# [Exercise]
Below are some records; output all of them exactly.

# [Data for this task]
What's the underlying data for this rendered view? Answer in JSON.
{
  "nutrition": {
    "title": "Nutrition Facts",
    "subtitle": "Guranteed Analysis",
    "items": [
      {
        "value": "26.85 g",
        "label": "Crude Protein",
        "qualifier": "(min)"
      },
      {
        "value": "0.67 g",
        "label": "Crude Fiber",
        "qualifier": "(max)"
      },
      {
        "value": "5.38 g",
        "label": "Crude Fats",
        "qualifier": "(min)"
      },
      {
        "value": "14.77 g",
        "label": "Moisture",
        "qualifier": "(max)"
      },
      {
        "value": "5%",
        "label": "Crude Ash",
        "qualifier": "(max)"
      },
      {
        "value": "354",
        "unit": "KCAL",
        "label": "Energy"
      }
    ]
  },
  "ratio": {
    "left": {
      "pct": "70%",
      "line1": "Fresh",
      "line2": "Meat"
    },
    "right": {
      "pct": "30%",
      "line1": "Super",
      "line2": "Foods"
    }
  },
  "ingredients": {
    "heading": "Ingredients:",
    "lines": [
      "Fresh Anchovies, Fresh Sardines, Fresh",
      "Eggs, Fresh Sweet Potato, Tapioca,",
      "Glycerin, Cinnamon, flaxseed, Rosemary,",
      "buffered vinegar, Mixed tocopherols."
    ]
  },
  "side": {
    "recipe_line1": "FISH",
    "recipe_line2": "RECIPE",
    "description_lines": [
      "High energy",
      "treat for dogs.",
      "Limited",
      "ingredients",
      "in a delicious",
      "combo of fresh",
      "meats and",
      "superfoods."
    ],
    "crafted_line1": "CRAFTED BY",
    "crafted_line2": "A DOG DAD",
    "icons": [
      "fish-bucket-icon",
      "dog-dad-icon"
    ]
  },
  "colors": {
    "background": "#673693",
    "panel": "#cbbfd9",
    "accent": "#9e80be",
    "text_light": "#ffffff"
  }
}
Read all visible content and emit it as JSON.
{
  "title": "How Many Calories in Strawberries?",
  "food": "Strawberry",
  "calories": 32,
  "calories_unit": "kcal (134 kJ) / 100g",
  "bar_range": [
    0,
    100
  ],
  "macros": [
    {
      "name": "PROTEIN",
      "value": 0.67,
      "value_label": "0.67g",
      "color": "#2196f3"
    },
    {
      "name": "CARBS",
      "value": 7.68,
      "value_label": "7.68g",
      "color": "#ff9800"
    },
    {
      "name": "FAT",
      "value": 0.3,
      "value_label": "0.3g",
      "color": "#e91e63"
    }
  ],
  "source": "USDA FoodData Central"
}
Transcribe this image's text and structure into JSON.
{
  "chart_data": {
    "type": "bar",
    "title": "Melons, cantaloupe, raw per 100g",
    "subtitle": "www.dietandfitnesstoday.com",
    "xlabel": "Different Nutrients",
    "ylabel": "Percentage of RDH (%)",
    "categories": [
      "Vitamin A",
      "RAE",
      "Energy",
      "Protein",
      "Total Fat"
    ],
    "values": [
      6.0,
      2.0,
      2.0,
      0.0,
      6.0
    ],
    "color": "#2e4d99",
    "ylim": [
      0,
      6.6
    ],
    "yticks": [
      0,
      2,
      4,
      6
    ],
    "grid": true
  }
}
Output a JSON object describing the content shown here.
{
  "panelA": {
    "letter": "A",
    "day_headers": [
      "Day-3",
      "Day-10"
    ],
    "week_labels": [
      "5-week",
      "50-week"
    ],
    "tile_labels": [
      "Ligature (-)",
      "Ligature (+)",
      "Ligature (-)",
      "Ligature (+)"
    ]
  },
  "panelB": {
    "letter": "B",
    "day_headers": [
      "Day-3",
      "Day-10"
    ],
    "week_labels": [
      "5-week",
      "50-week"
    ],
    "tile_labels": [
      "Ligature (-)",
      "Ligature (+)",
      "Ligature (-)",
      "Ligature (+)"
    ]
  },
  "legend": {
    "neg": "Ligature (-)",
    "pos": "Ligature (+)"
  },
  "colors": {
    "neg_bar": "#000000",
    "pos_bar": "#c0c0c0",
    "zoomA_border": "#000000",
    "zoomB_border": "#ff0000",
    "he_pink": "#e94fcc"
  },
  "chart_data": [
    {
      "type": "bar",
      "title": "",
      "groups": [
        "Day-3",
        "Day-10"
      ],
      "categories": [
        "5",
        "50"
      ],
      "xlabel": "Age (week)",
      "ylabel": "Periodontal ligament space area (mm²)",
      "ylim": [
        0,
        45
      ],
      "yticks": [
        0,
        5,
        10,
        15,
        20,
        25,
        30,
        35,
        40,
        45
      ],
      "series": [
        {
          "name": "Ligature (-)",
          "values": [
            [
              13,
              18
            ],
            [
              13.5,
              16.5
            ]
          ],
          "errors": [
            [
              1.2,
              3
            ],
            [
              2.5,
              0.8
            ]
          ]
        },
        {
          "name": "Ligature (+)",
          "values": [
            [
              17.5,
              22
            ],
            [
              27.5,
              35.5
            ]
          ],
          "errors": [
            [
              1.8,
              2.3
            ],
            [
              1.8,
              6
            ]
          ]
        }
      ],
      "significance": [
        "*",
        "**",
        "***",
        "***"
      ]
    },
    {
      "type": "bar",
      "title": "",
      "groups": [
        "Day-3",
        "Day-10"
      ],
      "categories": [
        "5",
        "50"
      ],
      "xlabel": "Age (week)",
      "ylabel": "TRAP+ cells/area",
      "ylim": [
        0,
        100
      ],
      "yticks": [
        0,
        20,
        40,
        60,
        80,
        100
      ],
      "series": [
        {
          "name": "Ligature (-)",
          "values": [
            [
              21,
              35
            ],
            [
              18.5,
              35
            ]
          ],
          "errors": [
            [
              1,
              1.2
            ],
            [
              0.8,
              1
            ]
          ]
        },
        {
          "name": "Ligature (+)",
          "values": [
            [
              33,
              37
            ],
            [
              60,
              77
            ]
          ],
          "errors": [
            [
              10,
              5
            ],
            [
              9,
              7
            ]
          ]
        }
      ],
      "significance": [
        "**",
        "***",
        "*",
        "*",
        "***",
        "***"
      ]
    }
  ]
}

# [Output below]
What's the underlying data for this rendered view? Answer in JSON.
{
  "nutrition": {
    "title": "Nutrition Facts",
    "subtitle": "Guranteed Analysis",
    "items": [
      {
        "value": "26.85 g",
        "label": "Crude Protein",
        "qualifier": "(min)"
      },
      {
        "value": "0.67 g",
        "label": "Crude Fiber",
        "qualifier": "(max)"
      },
      {
        "value": "5.38 g",
        "label": "Crude Fats",
        "qualifier": "(min)"
      },
      {
        "value": "14.77 g",
        "label": "Moisture",
        "qualifier": "(max)"
      },
      {
        "value": "5%",
        "label": "Crude Ash",
        "qualifier": "(max)"
      },
      {
        "value": "354",
        "unit": "KCAL",
        "label": "Energy"
      }
    ]
  },
  "ratio": {
    "left": {
      "pct": "70%",
      "line1": "Fresh",
      "line2": "Meat"
    },
    "right": {
      "pct": "30%",
      "line1": "Super",
      "line2": "Foods"
    }
  },
  "ingredients": {
    "heading": "Ingredients:",
    "lines": [
      "Fresh Anchovies, Fresh Sardines, Fresh",
      "Eggs, Fresh Sweet Potato, Tapioca,",
      "Glycerin, Cinnamon, flaxseed, Rosemary,",
      "buffered vinegar, Mixed tocopherols."
    ]
  },
  "side": {
    "recipe_line1": "FISH",
    "recipe_line2": "RECIPE",
    "description_lines": [
      "High energy",
      "treat for dogs.",
      "Limited",
      "ingredients",
      "in a delicious",
      "combo of fresh",
      "meats and",
      "superfoods."
    ],
    "crafted_line1": "CRAFTED BY",
    "crafted_line2": "A DOG DAD",
    "icons": [
      "fish-bucket-icon",
      "dog-dad-icon"
    ]
  },
  "colors": {
    "background": "#673693",
    "panel": "#cbbfd9",
    "accent": "#9e80be",
    "text_light": "#ffffff"
  }
}
Read all visible content and emit it as JSON.
{
  "title": "How Many Calories in Strawberries?",
  "food": "Strawberry",
  "calories": 32,
  "calories_unit": "kcal (134 kJ) / 100g",
  "bar_range": [
    0,
    100
  ],
  "macros": [
    {
      "name": "PROTEIN",
      "value": 0.67,
      "value_label": "0.67g",
      "color": "#2196f3"
    },
    {
      "name": "CARBS",
      "value": 7.68,
      "value_label": "7.68g",
      "color": "#ff9800"
    },
    {
      "name": "FAT",
      "value": 0.3,
      "value_label": "0.3g",
      "color": "#e91e63"
    }
  ],
  "source": "USDA FoodData Central"
}
Transcribe this image's text and structure into JSON.
{
  "chart_data": {
    "type": "bar",
    "title": "Melons, cantaloupe, raw per 100g",
    "subtitle": "www.dietandfitnesstoday.com",
    "xlabel": "Different Nutrients",
    "ylabel": "Percentage of RDH (%)",
    "categories": [
      "Vitamin A",
      "RAE",
      "Energy",
      "Protein",
      "Total Fat"
    ],
    "values": [
      6.0,
      2.0,
      2.0,
      0.0,
      6.0
    ],
    "color": "#2e4d99",
    "ylim": [
      0,
      6.6
    ],
    "yticks": [
      0,
      2,
      4,
      6
    ],
    "grid": true
  }
}
Output a JSON object describing the content shown here.
{
  "panelA": {
    "letter": "A",
    "day_headers": [
      "Day-3",
      "Day-10"
    ],
    "week_labels": [
      "5-week",
      "50-week"
    ],
    "tile_labels": [
      "Ligature (-)",
      "Ligature (+)",
      "Ligature (-)",
      "Ligature (+)"
    ]
  },
  "panelB": {
    "letter": "B",
    "day_headers": [
      "Day-3",
      "Day-10"
    ],
    "week_labels": [
      "5-week",
      "50-week"
    ],
    "tile_labels": [
      "Ligature (-)",
      "Ligature (+)",
      "Ligature (-)",
      "Ligature (+)"
    ]
  },
  "legend": {
    "neg": "Ligature (-)",
    "pos": "Ligature (+)"
  },
  "colors": {
    "neg_bar": "#000000",
    "pos_bar": "#c0c0c0",
    "zoomA_border": "#000000",
    "zoomB_border": "#ff0000",
    "he_pink": "#e94fcc"
  },
  "chart_data": [
    {
      "type": "bar",
      "title": "",
      "groups": [
        "Day-3",
        "Day-10"
      ],
      "categories": [
        "5",
        "50"
      ],
      "xlabel": "Age (week)",
      "ylabel": "Periodontal ligament space area (mm²)",
      "ylim": [
        0,
        45
      ],
      "yticks": [
        0,
        5,
        10,
        15,
        20,
        25,
        30,
        35,
        40,
        45
      ],
      "series": [
        {
          "name": "Ligature (-)",
          "values": [
            [
              13,
              18
            ],
            [
              13.5,
              16.5
            ]
          ],
          "errors": [
            [
              1.2,
              3
            ],
            [
              2.5,
              0.8
            ]
          ]
        },
        {
          "name": "Ligature (+)",
          "values": [
            [
              17.5,
              22
            ],
            [
              27.5,
              35.5
            ]
          ],
          "errors": [
            [
              1.8,
              2.3
            ],
            [
              1.8,
              6
            ]
          ]
        }
      ],
      "significance": [
        "*",
        "**",
        "***",
        "***"
      ]
    },
    {
      "type": "bar",
      "title": "",
      "groups": [
        "Day-3",
        "Day-10"
      ],
      "categories": [
        "5",
        "50"
      ],
      "xlabel": "Age (week)",
      "ylabel": "TRAP+ cells/area",
      "ylim": [
        0,
        100
      ],
      "yticks": [
        0,
        20,
        40,
        60,
        80,
        100
      ],
      "series": [
        {
          "name": "Ligature (-)",
          "values": [
            [
              21,
              35
            ],
            [
              18.5,
              35
            ]
          ],
          "errors": [
            [
              1,
              1.2
            ],
            [
              0.8,
              1
            ]
          ]
        },
        {
          "name": "Ligature (+)",
          "values": [
            [
              33,
              37
            ],
            [
              60,
              77
            ]
          ],
          "errors": [
            [
              10,
              5
            ],
            [
              9,
              7
            ]
          ]
        }
      ],
      "significance": [
        "**",
        "***",
        "*",
        "*",
        "***",
        "***"
      ]
    }
  ]
}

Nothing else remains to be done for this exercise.